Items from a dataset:
+ + + +
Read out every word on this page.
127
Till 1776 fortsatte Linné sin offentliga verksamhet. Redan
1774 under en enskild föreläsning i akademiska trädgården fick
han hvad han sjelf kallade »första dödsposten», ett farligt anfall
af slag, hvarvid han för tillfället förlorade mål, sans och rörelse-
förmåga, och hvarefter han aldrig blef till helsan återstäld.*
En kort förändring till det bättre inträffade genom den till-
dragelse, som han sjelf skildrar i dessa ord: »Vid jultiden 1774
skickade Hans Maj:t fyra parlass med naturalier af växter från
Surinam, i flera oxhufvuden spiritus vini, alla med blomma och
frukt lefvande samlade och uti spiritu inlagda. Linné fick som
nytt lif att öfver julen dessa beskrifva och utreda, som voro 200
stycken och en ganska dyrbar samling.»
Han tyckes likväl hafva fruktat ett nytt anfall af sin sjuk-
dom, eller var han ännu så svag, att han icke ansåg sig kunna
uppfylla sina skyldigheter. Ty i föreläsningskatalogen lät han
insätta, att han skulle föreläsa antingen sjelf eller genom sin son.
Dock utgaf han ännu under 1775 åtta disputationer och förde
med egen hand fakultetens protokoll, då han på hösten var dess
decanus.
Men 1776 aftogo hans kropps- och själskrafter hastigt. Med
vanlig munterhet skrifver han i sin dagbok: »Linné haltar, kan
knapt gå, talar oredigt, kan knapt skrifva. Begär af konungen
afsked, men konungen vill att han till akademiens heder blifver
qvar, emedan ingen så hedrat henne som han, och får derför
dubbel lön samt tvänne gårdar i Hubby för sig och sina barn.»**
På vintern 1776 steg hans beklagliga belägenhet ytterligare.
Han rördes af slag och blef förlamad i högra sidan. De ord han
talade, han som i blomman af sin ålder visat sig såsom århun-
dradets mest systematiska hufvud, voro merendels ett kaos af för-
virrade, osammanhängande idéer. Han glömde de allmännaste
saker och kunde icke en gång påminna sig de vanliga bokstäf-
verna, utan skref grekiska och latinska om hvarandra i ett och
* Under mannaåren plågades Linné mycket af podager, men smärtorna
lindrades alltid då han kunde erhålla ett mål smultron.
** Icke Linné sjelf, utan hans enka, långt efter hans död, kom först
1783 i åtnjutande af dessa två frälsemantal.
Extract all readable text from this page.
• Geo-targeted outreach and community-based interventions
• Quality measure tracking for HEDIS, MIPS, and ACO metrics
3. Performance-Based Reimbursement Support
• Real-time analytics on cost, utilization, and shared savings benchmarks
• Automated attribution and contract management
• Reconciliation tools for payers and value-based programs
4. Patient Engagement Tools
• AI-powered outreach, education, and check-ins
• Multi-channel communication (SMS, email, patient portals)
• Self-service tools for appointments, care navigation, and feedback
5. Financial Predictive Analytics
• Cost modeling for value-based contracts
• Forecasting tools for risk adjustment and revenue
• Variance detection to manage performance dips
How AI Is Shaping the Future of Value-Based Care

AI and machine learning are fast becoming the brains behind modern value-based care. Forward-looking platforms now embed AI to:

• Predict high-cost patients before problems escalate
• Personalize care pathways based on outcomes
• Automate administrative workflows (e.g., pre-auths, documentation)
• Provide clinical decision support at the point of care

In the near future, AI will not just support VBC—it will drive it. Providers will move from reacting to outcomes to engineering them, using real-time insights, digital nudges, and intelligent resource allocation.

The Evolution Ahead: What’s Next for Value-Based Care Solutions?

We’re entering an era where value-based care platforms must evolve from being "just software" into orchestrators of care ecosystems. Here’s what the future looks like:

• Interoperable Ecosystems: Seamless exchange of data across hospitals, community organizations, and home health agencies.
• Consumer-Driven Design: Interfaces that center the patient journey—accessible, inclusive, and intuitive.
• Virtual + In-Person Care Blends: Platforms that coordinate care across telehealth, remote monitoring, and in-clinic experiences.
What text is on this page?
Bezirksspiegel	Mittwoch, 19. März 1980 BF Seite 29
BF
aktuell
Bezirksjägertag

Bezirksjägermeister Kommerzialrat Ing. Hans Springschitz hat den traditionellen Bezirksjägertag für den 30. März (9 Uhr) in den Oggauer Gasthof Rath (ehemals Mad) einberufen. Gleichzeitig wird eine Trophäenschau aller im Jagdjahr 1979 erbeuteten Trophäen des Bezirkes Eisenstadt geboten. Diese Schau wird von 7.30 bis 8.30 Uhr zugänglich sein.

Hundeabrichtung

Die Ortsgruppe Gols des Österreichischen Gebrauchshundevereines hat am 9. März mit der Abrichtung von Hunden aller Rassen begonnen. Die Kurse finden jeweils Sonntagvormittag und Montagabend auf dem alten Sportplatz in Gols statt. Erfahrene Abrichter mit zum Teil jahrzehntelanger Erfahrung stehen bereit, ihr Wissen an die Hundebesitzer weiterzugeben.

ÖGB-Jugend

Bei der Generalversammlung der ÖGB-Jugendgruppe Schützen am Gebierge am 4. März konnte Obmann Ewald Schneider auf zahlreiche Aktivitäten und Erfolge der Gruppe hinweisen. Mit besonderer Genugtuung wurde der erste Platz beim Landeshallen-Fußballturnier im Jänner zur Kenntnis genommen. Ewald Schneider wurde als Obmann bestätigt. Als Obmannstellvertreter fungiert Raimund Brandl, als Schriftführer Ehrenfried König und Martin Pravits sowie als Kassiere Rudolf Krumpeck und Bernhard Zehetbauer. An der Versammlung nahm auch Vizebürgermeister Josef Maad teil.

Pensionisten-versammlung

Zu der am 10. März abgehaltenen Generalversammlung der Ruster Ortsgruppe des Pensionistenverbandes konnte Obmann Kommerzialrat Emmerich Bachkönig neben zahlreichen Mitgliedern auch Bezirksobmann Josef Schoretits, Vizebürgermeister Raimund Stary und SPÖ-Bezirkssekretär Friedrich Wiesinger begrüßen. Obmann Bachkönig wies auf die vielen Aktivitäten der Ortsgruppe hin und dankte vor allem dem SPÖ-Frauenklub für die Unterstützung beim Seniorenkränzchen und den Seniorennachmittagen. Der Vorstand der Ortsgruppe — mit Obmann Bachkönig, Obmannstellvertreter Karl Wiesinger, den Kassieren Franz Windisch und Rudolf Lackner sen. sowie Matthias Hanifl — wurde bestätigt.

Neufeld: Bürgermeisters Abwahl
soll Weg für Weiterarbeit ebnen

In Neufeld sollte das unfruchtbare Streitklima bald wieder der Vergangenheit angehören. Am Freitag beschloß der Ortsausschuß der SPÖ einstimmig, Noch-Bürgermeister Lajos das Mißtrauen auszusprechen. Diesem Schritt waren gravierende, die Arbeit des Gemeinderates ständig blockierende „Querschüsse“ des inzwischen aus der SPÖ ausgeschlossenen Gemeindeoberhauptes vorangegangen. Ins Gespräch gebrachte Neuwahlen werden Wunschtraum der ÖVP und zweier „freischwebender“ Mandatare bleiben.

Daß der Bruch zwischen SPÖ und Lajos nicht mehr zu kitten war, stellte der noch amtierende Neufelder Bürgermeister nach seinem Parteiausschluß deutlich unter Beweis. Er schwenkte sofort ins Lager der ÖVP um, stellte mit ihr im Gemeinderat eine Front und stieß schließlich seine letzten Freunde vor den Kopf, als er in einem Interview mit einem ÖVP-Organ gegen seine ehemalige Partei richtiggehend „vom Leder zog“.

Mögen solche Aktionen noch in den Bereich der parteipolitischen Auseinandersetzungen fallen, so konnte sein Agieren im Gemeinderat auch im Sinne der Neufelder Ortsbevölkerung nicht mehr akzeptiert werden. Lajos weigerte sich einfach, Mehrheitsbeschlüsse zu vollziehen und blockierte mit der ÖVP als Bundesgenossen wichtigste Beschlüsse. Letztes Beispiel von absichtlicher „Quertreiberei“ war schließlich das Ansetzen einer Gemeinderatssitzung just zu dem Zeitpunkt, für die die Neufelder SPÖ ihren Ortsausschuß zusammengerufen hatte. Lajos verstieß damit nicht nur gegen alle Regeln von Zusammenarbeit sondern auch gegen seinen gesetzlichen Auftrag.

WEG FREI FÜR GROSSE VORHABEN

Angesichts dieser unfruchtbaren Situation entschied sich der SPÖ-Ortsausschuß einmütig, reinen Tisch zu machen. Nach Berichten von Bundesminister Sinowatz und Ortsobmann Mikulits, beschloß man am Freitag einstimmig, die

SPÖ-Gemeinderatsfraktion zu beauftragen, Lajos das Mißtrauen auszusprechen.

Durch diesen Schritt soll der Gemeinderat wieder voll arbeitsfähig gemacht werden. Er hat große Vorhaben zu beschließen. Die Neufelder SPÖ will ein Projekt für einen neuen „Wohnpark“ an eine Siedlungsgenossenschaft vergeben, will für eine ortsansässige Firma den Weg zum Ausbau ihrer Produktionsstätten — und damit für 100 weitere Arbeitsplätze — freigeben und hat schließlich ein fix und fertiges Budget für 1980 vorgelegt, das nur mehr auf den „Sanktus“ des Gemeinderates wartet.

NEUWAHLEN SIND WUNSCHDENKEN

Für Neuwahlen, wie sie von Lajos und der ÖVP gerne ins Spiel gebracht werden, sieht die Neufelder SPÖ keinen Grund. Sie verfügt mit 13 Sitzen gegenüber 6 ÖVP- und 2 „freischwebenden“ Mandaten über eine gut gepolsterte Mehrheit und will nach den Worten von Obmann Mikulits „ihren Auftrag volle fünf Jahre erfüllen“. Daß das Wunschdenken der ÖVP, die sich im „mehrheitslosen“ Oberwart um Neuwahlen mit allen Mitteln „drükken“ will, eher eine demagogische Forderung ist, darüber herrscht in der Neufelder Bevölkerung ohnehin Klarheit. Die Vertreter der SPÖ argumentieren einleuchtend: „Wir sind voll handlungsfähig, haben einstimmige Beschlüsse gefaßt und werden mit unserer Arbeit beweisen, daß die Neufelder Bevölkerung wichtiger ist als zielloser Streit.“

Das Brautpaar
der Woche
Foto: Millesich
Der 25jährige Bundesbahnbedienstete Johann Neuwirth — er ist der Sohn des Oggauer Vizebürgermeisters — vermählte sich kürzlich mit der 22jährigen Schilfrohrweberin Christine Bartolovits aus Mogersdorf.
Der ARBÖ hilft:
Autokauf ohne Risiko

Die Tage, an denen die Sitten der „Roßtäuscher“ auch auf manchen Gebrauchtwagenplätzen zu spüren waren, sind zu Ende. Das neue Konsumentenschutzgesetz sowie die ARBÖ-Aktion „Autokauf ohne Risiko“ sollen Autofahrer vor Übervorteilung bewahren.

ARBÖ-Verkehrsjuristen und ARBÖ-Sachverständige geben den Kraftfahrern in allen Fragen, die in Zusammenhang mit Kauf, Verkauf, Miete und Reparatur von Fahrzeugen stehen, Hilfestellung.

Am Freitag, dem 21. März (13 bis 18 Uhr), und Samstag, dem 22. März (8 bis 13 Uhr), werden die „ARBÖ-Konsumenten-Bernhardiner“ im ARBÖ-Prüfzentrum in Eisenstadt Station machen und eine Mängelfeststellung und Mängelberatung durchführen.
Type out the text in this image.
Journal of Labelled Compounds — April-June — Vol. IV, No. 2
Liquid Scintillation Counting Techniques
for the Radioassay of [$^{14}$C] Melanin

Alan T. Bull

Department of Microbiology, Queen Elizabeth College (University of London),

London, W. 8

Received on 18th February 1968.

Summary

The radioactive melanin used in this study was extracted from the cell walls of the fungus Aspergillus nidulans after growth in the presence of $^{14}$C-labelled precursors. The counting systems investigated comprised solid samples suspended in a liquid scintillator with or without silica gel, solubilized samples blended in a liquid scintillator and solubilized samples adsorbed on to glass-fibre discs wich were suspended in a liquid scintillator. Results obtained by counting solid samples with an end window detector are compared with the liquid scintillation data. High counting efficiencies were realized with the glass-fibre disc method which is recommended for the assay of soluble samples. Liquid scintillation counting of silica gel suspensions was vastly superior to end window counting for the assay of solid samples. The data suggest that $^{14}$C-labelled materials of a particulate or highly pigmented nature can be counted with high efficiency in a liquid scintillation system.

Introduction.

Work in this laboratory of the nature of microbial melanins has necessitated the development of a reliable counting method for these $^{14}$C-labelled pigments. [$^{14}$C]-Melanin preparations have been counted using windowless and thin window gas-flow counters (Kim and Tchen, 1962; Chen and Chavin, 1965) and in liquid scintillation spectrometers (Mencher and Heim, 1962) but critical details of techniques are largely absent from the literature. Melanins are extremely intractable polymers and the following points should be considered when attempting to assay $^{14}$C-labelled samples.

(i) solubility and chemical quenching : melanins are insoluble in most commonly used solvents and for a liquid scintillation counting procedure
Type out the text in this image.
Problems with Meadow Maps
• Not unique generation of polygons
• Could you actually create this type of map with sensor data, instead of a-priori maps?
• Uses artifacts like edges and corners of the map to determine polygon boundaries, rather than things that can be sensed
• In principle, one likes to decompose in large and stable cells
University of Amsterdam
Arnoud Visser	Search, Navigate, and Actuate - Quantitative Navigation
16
+ + + +
— Task —
Each line above that contains the word "schließlich" should be copied.

— Answer to the problem —
Daß der Bruch zwischen SPÖ und Lajos nicht mehr zu kitten war, stellte der noch amtierende Neufelder Bürgermeister nach seinem Parteiausschluß deutlich unter Beweis. Er schwenkte sofort ins Lager der ÖVP um, stellte mit ihr im Gemeinderat eine Front und stieß schließlich seine letzten Freunde vor den Kopf, als er in einem Interview mit einem ÖVP-Organ gegen seine ehemalige Partei richtiggehend „vom Leder zog“.
Mögen solche Aktionen noch in den Bereich der parteipolitischen Auseinandersetzungen fallen, so konnte sein Agieren im Gemeinderat auch im Sinne der Neufelder Ortsbevölkerung nicht mehr akzeptiert werden. Lajos weigerte sich einfach, Mehrheitsbeschlüsse zu vollziehen und blockierte mit der ÖVP als Bundesgenossen wichtigste Beschlüsse. Letztes Beispiel von absichtlicher „Quertreiberei“ war schließlich das Ansetzen einer Gemeinderatssitzung just zu dem Zeitpunkt, für die die Neufelder SPÖ ihren Ortsausschuß zusammengerufen hatte. Lajos verstieß damit nicht nur gegen alle Regeln von Zusammenarbeit sondern auch gegen seinen gesetzlichen Auftrag.
Durch diesen Schritt soll der Gemeinderat wieder voll arbeitsfähig gemacht werden. Er hat große Vorhaben zu beschließen. Die Neufelder SPÖ will ein Projekt für einen neuen „Wohnpark“ an eine Siedlungsgenossenschaft vergeben, will für eine ortsansässige Firma den Weg zum Ausbau ihrer Produktionsstätten — und damit für 100 weitere Arbeitsplätze — freigeben und hat schließlich ein fix und fertiges Budget für 1980 vorgelegt, das nur mehr auf den „Sanktus“ des Gemeinderates wartet.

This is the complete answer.